Collected data:
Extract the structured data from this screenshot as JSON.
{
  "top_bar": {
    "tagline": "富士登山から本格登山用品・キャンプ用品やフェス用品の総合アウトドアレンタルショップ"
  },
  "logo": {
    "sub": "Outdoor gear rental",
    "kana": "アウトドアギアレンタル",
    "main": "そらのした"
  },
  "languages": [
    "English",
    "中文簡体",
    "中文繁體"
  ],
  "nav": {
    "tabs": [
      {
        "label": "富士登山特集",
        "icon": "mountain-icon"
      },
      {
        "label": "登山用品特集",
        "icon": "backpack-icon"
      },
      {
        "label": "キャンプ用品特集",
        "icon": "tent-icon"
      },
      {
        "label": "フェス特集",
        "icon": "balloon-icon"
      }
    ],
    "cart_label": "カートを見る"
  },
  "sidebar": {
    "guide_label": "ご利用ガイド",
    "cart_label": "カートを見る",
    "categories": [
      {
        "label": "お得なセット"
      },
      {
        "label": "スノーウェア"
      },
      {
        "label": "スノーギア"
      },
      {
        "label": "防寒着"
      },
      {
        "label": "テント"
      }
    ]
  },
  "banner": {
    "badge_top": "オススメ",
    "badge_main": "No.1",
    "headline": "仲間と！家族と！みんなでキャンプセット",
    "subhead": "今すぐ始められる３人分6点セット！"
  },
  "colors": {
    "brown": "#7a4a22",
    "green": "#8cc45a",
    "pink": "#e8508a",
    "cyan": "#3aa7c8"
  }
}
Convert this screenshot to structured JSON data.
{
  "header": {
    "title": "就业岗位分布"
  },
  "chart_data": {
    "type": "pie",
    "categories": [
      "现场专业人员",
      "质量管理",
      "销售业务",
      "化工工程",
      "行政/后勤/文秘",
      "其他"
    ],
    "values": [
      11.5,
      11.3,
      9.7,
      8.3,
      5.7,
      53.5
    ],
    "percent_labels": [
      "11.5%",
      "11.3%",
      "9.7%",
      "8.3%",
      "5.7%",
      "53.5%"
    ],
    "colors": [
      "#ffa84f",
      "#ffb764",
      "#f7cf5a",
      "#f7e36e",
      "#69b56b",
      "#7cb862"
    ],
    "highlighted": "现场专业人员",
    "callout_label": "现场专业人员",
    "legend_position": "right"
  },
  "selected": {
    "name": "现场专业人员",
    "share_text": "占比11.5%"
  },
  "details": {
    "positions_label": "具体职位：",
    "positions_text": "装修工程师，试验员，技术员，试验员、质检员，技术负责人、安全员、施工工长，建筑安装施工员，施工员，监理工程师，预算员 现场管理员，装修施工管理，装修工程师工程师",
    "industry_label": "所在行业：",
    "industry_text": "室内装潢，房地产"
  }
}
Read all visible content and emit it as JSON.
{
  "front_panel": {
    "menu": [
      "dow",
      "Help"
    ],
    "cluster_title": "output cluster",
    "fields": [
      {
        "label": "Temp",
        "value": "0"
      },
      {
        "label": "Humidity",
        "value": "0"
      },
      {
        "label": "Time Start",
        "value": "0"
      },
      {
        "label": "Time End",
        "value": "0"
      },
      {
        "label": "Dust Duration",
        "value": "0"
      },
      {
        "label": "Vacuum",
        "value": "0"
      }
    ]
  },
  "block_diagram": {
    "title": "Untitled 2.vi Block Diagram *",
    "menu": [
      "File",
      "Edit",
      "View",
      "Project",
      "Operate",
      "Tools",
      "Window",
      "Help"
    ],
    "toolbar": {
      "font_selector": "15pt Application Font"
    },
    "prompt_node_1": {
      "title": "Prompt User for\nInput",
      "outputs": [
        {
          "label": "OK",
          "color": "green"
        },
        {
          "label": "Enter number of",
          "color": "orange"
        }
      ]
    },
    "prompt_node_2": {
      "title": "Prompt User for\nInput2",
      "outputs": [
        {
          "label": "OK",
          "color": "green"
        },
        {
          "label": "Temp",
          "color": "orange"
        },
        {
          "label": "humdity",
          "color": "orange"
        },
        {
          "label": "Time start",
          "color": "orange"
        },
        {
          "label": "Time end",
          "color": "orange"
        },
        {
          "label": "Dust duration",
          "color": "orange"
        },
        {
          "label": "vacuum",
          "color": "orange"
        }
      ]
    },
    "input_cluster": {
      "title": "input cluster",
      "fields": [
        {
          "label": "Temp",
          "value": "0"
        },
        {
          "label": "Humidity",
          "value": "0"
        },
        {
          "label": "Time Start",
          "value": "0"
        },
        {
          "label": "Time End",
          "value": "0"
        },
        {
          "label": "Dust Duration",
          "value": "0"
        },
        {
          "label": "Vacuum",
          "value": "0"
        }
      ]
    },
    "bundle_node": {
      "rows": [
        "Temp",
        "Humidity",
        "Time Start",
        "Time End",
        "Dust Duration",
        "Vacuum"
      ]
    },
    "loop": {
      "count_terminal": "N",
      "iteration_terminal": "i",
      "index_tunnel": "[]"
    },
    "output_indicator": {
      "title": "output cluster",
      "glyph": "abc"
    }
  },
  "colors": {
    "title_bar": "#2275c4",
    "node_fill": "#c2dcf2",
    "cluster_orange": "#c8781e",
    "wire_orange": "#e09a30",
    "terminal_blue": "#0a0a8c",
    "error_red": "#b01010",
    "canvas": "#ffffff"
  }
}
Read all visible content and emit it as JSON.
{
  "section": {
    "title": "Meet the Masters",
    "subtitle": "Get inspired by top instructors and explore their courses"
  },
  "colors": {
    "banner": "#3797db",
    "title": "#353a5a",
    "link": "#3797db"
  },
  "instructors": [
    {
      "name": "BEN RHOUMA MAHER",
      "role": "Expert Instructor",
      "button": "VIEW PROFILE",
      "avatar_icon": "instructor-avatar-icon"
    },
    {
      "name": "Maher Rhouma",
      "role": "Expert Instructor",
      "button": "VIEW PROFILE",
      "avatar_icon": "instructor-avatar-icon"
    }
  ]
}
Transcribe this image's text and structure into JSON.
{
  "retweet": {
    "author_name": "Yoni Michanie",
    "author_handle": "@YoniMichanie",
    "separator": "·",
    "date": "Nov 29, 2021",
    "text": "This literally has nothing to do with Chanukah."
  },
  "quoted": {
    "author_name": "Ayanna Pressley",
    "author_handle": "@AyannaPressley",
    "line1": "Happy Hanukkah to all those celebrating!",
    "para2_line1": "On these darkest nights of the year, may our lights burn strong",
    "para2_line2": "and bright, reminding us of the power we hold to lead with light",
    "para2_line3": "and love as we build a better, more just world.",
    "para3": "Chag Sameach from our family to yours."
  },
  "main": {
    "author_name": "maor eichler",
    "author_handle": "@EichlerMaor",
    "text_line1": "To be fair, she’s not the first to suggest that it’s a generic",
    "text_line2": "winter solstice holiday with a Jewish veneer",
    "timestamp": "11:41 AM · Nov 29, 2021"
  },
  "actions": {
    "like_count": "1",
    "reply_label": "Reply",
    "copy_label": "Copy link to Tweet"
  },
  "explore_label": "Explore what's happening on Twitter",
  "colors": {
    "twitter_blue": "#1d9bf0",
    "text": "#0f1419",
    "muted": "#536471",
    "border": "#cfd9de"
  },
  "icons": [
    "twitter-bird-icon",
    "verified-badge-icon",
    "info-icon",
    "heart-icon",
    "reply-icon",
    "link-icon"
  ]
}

WHAT IS EXPECTED: Exactly reproduce all of the entries above.

EXPECTED ANSWER:
Extract the structured data from this screenshot as JSON.
{
  "top_bar": {
    "tagline": "富士登山から本格登山用品・キャンプ用品やフェス用品の総合アウトドアレンタルショップ"
  },
  "logo": {
    "sub": "Outdoor gear rental",
    "kana": "アウトドアギアレンタル",
    "main": "そらのした"
  },
  "languages": [
    "English",
    "中文簡体",
    "中文繁體"
  ],
  "nav": {
    "tabs": [
      {
        "label": "富士登山特集",
        "icon": "mountain-icon"
      },
      {
        "label": "登山用品特集",
        "icon": "backpack-icon"
      },
      {
        "label": "キャンプ用品特集",
        "icon": "tent-icon"
      },
      {
        "label": "フェス特集",
        "icon": "balloon-icon"
      }
    ],
    "cart_label": "カートを見る"
  },
  "sidebar": {
    "guide_label": "ご利用ガイド",
    "cart_label": "カートを見る",
    "categories": [
      {
        "label": "お得なセット"
      },
      {
        "label": "スノーウェア"
      },
      {
        "label": "スノーギア"
      },
      {
        "label": "防寒着"
      },
      {
        "label": "テント"
      }
    ]
  },
  "banner": {
    "badge_top": "オススメ",
    "badge_main": "No.1",
    "headline": "仲間と！家族と！みんなでキャンプセット",
    "subhead": "今すぐ始められる３人分6点セット！"
  },
  "colors": {
    "brown": "#7a4a22",
    "green": "#8cc45a",
    "pink": "#e8508a",
    "cyan": "#3aa7c8"
  }
}
Convert this screenshot to structured JSON data.
{
  "header": {
    "title": "就业岗位分布"
  },
  "chart_data": {
    "type": "pie",
    "categories": [
      "现场专业人员",
      "质量管理",
      "销售业务",
      "化工工程",
      "行政/后勤/文秘",
      "其他"
    ],
    "values": [
      11.5,
      11.3,
      9.7,
      8.3,
      5.7,
      53.5
    ],
    "percent_labels": [
      "11.5%",
      "11.3%",
      "9.7%",
      "8.3%",
      "5.7%",
      "53.5%"
    ],
    "colors": [
      "#ffa84f",
      "#ffb764",
      "#f7cf5a",
      "#f7e36e",
      "#69b56b",
      "#7cb862"
    ],
    "highlighted": "现场专业人员",
    "callout_label": "现场专业人员",
    "legend_position": "right"
  },
  "selected": {
    "name": "现场专业人员",
    "share_text": "占比11.5%"
  },
  "details": {
    "positions_label": "具体职位：",
    "positions_text": "装修工程师，试验员，技术员，试验员、质检员，技术负责人、安全员、施工工长，建筑安装施工员，施工员，监理工程师，预算员 现场管理员，装修施工管理，装修工程师工程师",
    "industry_label": "所在行业：",
    "industry_text": "室内装潢，房地产"
  }
}
Read all visible content and emit it as JSON.
{
  "front_panel": {
    "menu": [
      "dow",
      "Help"
    ],
    "cluster_title": "output cluster",
    "fields": [
      {
        "label": "Temp",
        "value": "0"
      },
      {
        "label": "Humidity",
        "value": "0"
      },
      {
        "label": "Time Start",
        "value": "0"
      },
      {
        "label": "Time End",
        "value": "0"
      },
      {
        "label": "Dust Duration",
        "value": "0"
      },
      {
        "label": "Vacuum",
        "value": "0"
      }
    ]
  },
  "block_diagram": {
    "title": "Untitled 2.vi Block Diagram *",
    "menu": [
      "File",
      "Edit",
      "View",
      "Project",
      "Operate",
      "Tools",
      "Window",
      "Help"
    ],
    "toolbar": {
      "font_selector": "15pt Application Font"
    },
    "prompt_node_1": {
      "title": "Prompt User for\nInput",
      "outputs": [
        {
          "label": "OK",
          "color": "green"
        },
        {
          "label": "Enter number of",
          "color": "orange"
        }
      ]
    },
    "prompt_node_2": {
      "title": "Prompt User for\nInput2",
      "outputs": [
        {
          "label": "OK",
          "color": "green"
        },
        {
          "label": "Temp",
          "color": "orange"
        },
        {
          "label": "humdity",
          "color": "orange"
        },
        {
          "label": "Time start",
          "color": "orange"
        },
        {
          "label": "Time end",
          "color": "orange"
        },
        {
          "label": "Dust duration",
          "color": "orange"
        },
        {
          "label": "vacuum",
          "color": "orange"
        }
      ]
    },
    "input_cluster": {
      "title": "input cluster",
      "fields": [
        {
          "label": "Temp",
          "value": "0"
        },
        {
          "label": "Humidity",
          "value": "0"
        },
        {
          "label": "Time Start",
          "value": "0"
        },
        {
          "label": "Time End",
          "value": "0"
        },
        {
          "label": "Dust Duration",
          "value": "0"
        },
        {
          "label": "Vacuum",
          "value": "0"
        }
      ]
    },
    "bundle_node": {
      "rows": [
        "Temp",
        "Humidity",
        "Time Start",
        "Time End",
        "Dust Duration",
        "Vacuum"
      ]
    },
    "loop": {
      "count_terminal": "N",
      "iteration_terminal": "i",
      "index_tunnel": "[]"
    },
    "output_indicator": {
      "title": "output cluster",
      "glyph": "abc"
    }
  },
  "colors": {
    "title_bar": "#2275c4",
    "node_fill": "#c2dcf2",
    "cluster_orange": "#c8781e",
    "wire_orange": "#e09a30",
    "terminal_blue": "#0a0a8c",
    "error_red": "#b01010",
    "canvas": "#ffffff"
  }
}
Read all visible content and emit it as JSON.
{
  "section": {
    "title": "Meet the Masters",
    "subtitle": "Get inspired by top instructors and explore their courses"
  },
  "colors": {
    "banner": "#3797db",
    "title": "#353a5a",
    "link": "#3797db"
  },
  "instructors": [
    {
      "name": "BEN RHOUMA MAHER",
      "role": "Expert Instructor",
      "button": "VIEW PROFILE",
      "avatar_icon": "instructor-avatar-icon"
    },
    {
      "name": "Maher Rhouma",
      "role": "Expert Instructor",
      "button": "VIEW PROFILE",
      "avatar_icon": "instructor-avatar-icon"
    }
  ]
}
Transcribe this image's text and structure into JSON.
{
  "retweet": {
    "author_name": "Yoni Michanie",
    "author_handle": "@YoniMichanie",
    "separator": "·",
    "date": "Nov 29, 2021",
    "text": "This literally has nothing to do with Chanukah."
  },
  "quoted": {
    "author_name": "Ayanna Pressley",
    "author_handle": "@AyannaPressley",
    "line1": "Happy Hanukkah to all those celebrating!",
    "para2_line1": "On these darkest nights of the year, may our lights burn strong",
    "para2_line2": "and bright, reminding us of the power we hold to lead with light",
    "para2_line3": "and love as we build a better, more just world.",
    "para3": "Chag Sameach from our family to yours."
  },
  "main": {
    "author_name": "maor eichler",
    "author_handle": "@EichlerMaor",
    "text_line1": "To be fair, she’s not the first to suggest that it’s a generic",
    "text_line2": "winter solstice holiday with a Jewish veneer",
    "timestamp": "11:41 AM · Nov 29, 2021"
  },
  "actions": {
    "like_count": "1",
    "reply_label": "Reply",
    "copy_label": "Copy link to Tweet"
  },
  "explore_label": "Explore what's happening on Twitter",
  "colors": {
    "twitter_blue": "#1d9bf0",
    "text": "#0f1419",
    "muted": "#536471",
    "border": "#cfd9de"
  },
  "icons": [
    "twitter-bird-icon",
    "verified-badge-icon",
    "info-icon",
    "heart-icon",
    "reply-icon",
    "link-icon"
  ]
}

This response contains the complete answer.